Where a line contains the word "name", copy that line.

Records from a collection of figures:
- - - - -
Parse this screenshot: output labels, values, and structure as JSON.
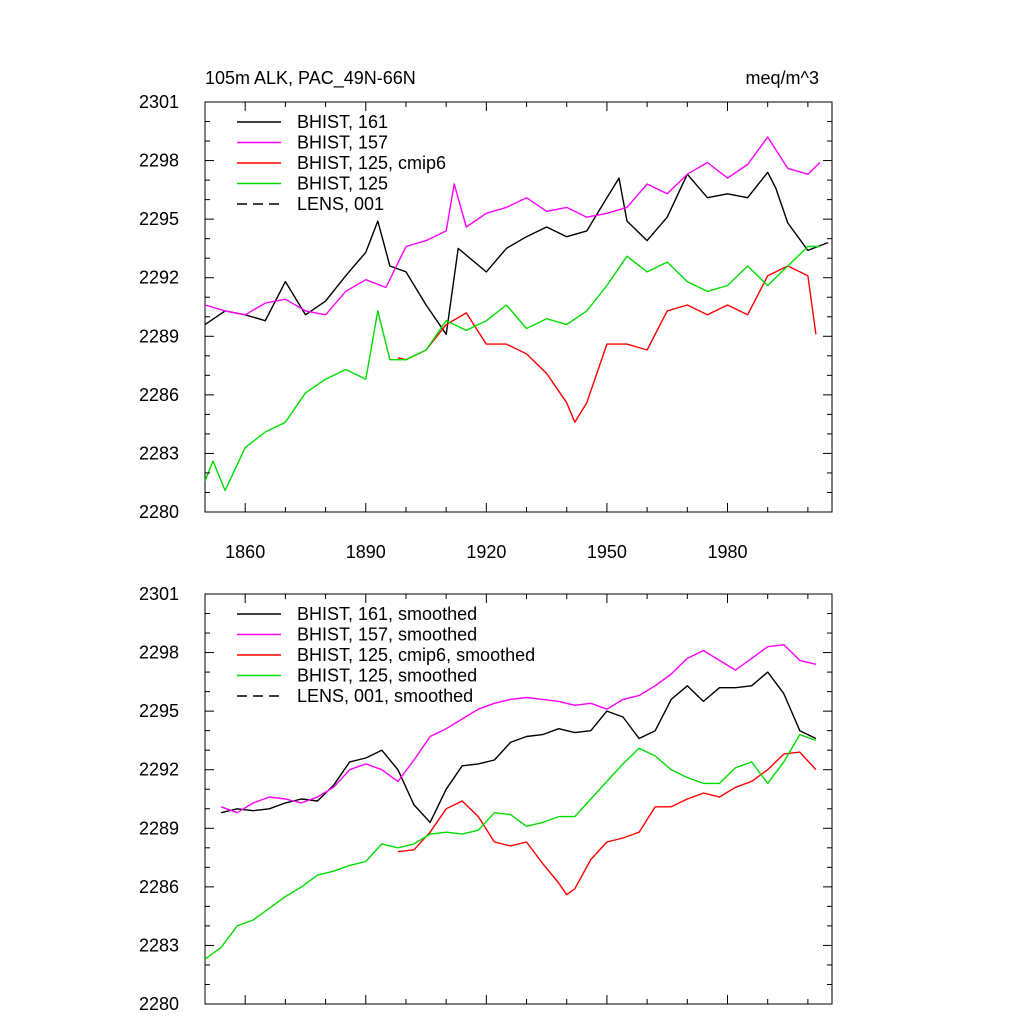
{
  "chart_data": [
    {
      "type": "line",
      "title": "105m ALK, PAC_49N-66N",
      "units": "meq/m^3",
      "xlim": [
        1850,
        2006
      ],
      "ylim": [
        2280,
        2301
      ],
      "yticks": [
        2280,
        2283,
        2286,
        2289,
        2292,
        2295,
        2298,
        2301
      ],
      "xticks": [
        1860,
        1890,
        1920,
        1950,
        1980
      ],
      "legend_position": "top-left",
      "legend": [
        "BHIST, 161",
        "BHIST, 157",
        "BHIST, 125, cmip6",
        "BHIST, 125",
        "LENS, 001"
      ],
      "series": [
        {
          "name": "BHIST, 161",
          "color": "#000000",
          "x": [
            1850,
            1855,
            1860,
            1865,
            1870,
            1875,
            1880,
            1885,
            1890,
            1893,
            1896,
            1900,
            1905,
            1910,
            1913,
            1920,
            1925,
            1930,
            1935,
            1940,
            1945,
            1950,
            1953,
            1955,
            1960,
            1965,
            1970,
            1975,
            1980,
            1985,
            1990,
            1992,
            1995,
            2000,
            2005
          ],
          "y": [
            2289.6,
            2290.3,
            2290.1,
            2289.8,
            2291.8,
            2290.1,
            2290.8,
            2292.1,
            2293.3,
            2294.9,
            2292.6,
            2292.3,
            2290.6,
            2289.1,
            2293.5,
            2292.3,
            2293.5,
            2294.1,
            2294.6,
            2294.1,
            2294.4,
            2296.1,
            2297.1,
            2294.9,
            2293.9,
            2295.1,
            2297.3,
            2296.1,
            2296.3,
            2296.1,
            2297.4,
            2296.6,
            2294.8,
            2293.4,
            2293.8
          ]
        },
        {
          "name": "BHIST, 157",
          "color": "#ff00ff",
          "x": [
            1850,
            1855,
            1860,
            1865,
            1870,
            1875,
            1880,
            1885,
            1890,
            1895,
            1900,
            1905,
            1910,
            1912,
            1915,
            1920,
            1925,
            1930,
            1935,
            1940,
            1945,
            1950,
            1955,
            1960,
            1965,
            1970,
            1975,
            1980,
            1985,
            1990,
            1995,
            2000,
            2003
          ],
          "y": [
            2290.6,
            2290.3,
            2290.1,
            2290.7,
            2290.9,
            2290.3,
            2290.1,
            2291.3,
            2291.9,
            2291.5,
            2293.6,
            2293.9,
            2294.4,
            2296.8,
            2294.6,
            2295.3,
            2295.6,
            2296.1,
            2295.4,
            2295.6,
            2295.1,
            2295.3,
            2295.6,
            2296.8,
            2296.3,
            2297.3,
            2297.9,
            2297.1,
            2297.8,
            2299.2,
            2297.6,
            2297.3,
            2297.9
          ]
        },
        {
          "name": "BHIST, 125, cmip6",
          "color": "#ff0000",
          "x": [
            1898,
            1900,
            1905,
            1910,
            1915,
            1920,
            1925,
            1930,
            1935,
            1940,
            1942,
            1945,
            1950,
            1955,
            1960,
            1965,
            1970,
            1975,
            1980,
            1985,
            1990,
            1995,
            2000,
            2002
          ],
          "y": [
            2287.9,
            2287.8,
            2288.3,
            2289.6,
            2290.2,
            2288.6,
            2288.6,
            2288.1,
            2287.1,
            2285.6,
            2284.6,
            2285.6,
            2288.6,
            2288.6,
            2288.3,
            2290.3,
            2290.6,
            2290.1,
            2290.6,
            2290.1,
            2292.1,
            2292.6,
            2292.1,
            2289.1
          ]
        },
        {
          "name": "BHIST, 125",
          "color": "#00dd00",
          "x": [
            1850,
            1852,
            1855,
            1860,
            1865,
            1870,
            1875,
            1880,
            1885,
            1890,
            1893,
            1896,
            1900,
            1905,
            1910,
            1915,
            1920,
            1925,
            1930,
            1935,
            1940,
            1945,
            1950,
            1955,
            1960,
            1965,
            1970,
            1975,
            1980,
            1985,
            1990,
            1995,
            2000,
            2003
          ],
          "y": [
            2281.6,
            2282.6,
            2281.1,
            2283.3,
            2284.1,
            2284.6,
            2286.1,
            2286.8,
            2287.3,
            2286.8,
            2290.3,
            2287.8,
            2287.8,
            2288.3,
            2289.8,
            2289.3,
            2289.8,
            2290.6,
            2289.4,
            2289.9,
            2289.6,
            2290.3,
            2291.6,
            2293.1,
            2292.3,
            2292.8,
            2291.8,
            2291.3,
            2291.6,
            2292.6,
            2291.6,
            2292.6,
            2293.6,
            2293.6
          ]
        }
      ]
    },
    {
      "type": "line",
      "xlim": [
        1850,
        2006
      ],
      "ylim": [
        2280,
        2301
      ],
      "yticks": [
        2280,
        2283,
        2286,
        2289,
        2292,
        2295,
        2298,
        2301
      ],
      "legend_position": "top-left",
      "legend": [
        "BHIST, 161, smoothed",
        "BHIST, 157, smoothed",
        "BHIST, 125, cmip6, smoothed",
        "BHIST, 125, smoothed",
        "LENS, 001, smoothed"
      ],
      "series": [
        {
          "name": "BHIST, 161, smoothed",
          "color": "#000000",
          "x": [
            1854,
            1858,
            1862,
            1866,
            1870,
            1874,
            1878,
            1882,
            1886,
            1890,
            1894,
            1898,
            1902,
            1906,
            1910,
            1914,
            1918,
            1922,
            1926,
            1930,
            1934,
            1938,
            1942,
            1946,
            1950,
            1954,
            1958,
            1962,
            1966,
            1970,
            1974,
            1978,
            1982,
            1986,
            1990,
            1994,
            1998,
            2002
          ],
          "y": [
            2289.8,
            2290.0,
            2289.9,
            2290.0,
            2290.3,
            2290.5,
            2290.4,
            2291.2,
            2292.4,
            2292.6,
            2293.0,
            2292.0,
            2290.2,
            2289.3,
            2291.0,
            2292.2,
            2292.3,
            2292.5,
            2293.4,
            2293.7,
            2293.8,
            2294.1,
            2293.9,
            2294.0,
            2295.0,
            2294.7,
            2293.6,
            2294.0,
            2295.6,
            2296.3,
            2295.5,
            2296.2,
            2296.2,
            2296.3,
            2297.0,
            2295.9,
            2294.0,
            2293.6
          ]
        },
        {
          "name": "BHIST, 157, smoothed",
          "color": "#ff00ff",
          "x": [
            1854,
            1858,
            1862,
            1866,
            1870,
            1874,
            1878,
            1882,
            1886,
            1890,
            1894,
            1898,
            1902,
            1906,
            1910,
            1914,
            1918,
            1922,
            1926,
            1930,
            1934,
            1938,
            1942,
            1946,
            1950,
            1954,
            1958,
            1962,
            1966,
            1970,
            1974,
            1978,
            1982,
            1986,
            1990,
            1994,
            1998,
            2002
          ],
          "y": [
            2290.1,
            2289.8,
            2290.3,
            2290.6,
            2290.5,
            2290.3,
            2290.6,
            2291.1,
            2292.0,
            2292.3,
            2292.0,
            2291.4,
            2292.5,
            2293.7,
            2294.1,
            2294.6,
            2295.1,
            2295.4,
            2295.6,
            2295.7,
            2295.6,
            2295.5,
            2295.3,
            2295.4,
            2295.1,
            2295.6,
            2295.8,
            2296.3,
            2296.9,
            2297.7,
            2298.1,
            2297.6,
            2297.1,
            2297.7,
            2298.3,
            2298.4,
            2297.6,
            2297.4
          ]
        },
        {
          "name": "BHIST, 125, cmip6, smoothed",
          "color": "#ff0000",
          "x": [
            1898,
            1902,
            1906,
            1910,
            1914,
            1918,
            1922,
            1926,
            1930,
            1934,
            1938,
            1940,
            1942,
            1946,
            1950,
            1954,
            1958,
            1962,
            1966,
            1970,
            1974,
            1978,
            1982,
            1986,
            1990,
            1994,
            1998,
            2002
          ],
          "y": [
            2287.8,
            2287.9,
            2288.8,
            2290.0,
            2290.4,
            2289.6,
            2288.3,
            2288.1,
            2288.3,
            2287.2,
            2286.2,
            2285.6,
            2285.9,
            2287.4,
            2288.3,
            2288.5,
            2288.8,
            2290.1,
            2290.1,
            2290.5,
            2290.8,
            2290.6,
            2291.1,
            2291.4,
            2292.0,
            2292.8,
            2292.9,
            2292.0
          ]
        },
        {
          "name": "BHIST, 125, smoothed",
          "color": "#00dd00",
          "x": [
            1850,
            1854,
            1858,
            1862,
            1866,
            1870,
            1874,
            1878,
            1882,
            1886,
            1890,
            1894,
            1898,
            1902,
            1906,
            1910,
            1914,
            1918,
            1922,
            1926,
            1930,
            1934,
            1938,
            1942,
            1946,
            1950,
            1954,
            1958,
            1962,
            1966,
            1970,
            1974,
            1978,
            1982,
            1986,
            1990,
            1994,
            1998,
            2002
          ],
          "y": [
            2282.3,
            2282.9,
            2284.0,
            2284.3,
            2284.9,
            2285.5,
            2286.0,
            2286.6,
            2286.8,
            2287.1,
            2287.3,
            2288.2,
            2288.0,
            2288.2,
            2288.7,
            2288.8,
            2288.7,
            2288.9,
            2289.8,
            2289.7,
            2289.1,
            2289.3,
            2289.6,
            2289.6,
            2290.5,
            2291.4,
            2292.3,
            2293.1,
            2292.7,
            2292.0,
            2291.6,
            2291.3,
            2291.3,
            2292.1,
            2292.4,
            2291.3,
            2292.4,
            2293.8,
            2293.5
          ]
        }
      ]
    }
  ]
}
- - - - -
-- The response --
          "name": "BHIST, 161",
          "name": "BHIST, 157",
          "name": "BHIST, 125, cmip6",
          "name": "BHIST, 125",
          "name": "BHIST, 161, smoothed",
          "name": "BHIST, 157, smoothed",
          "name": "BHIST, 125, cmip6, smoothed",
          "name": "BHIST, 125, smoothed",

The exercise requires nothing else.